**WHAT IS EXPECTED**
Every record below should be written out exactly; pictures stay out.

[Lines of data]
______________________________
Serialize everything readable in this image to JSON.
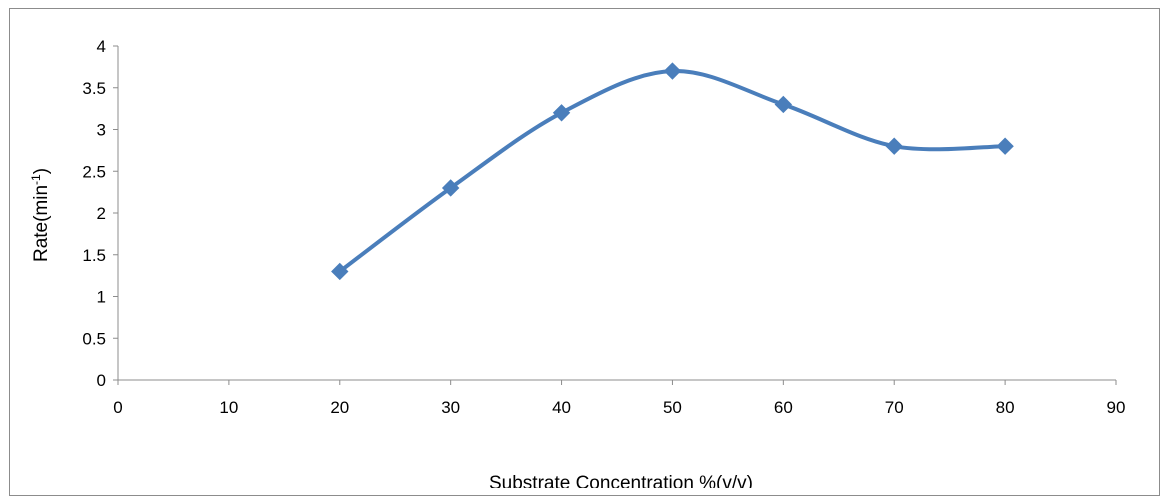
{
  "chart_data": {
    "type": "line",
    "title": "",
    "xlabel": "Substrate Concentration %(v/v)",
    "ylabel": {
      "base": "Rate(min",
      "sup": "-1",
      "close": ")"
    },
    "xlim": [
      0,
      90
    ],
    "ylim": [
      0,
      4
    ],
    "x_ticks": [
      "0",
      "10",
      "20",
      "30",
      "40",
      "50",
      "60",
      "70",
      "80",
      "90"
    ],
    "y_ticks": [
      "0",
      "0.5",
      "1",
      "1.5",
      "2",
      "2.5",
      "3",
      "3.5",
      "4"
    ],
    "grid": false,
    "legend": "none",
    "series": [
      {
        "color": "#4a7ebb",
        "marker": "diamond",
        "smooth": true,
        "x": [
          20,
          30,
          40,
          50,
          60,
          70,
          80
        ],
        "y": [
          1.3,
          2.3,
          3.2,
          3.7,
          3.3,
          2.8,
          2.8
        ]
      }
    ]
  }
}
______________________________
**REPLY**
Serialize everything readable in this image to JSON.
{
  "chart_data": {
    "type": "line",
    "title": "",
    "xlabel": "Substrate Concentration %(v/v)",
    "ylabel": {
      "base": "Rate(min",
      "sup": "-1",
      "close": ")"
    },
    "xlim": [
      0,
      90
    ],
    "ylim": [
      0,
      4
    ],
    "x_ticks": [
      "0",
      "10",
      "20",
      "30",
      "40",
      "50",
      "60",
      "70",
      "80",
      "90"
    ],
    "y_ticks": [
      "0",
      "0.5",
      "1",
      "1.5",
      "2",
      "2.5",
      "3",
      "3.5",
      "4"
    ],
    "grid": false,
    "legend": "none",
    "series": [
      {
        "color": "#4a7ebb",
        "marker": "diamond",
        "smooth": true,
        "x": [
          20,
          30,
          40,
          50,
          60,
          70,
          80
        ],
        "y": [
          1.3,
          2.3,
          3.2,
          3.7,
          3.3,
          2.8,
          2.8
        ]
      }
    ]
  }
}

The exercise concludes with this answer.